* DATASET ROWS *
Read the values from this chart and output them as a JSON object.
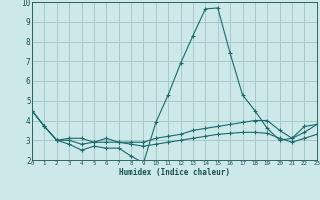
{
  "title": "",
  "xlabel": "Humidex (Indice chaleur)",
  "ylabel": "",
  "bg_color": "#cce8e8",
  "grid_color": "#a8c8c8",
  "line_color": "#1a6b6b",
  "axis_label_color": "#1a5050",
  "tick_label_color": "#1a5050",
  "x_ticks": [
    0,
    1,
    2,
    3,
    4,
    5,
    6,
    7,
    8,
    9,
    10,
    11,
    12,
    13,
    14,
    15,
    16,
    17,
    18,
    19,
    20,
    21,
    22,
    23
  ],
  "ylim": [
    2,
    10
  ],
  "xlim": [
    0,
    23
  ],
  "series": [
    [
      4.5,
      3.7,
      3.0,
      2.8,
      2.5,
      2.7,
      2.6,
      2.6,
      2.2,
      1.85,
      3.9,
      5.3,
      6.9,
      8.3,
      9.65,
      9.7,
      7.4,
      5.3,
      4.5,
      3.6,
      3.0,
      3.1,
      3.7,
      3.8
    ],
    [
      4.5,
      3.7,
      3.0,
      3.1,
      3.1,
      2.9,
      3.1,
      2.9,
      2.9,
      2.9,
      3.1,
      3.2,
      3.3,
      3.5,
      3.6,
      3.7,
      3.8,
      3.9,
      4.0,
      4.0,
      3.5,
      3.1,
      3.4,
      3.8
    ],
    [
      4.5,
      3.7,
      3.0,
      3.0,
      2.8,
      2.9,
      2.9,
      2.9,
      2.8,
      2.7,
      2.8,
      2.9,
      3.0,
      3.1,
      3.2,
      3.3,
      3.35,
      3.4,
      3.4,
      3.35,
      3.1,
      2.9,
      3.1,
      3.3
    ]
  ]
}
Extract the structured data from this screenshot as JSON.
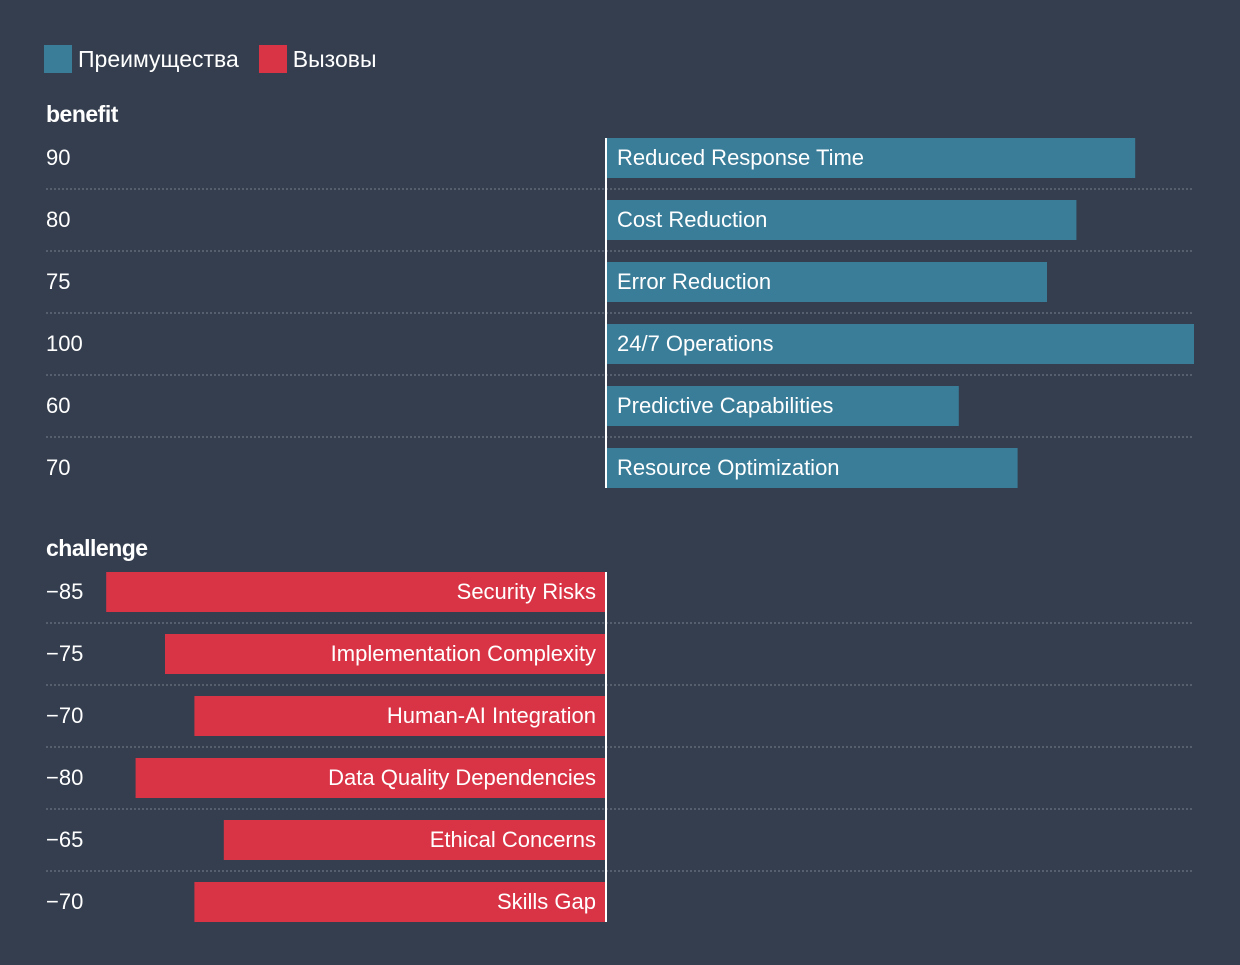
{
  "chart_data": {
    "type": "bar",
    "orientation": "horizontal",
    "legend": {
      "placement": "top-left",
      "items": [
        {
          "name": "Преимущества",
          "color": "#3a7d98"
        },
        {
          "name": "Вызовы",
          "color": "#d93446"
        }
      ]
    },
    "x_range": [
      -100,
      100
    ],
    "grid": true,
    "groups": [
      {
        "title": "benefit",
        "color": "#3a7d98",
        "bars": [
          {
            "label": "Reduced Response Time",
            "value": 90
          },
          {
            "label": "Cost Reduction",
            "value": 80
          },
          {
            "label": "Error Reduction",
            "value": 75
          },
          {
            "label": "24/7 Operations",
            "value": 100
          },
          {
            "label": "Predictive Capabilities",
            "value": 60
          },
          {
            "label": "Resource Optimization",
            "value": 70
          }
        ]
      },
      {
        "title": "challenge",
        "color": "#d93446",
        "bars": [
          {
            "label": "Security Risks",
            "value": -85
          },
          {
            "label": "Implementation Complexity",
            "value": -75
          },
          {
            "label": "Human-AI Integration",
            "value": -70
          },
          {
            "label": "Data Quality Dependencies",
            "value": -80
          },
          {
            "label": "Ethical Concerns",
            "value": -65
          },
          {
            "label": "Skills Gap",
            "value": -70
          }
        ]
      }
    ]
  },
  "colors": {
    "background": "#343e4e",
    "text": "#ffffff",
    "gridline": "#6b7380",
    "axis": "#ffffff"
  }
}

* WHAT TO DO *
Using the data above, say how many lines include "Reduction". No other reply is needed.

* OUTPUT *
2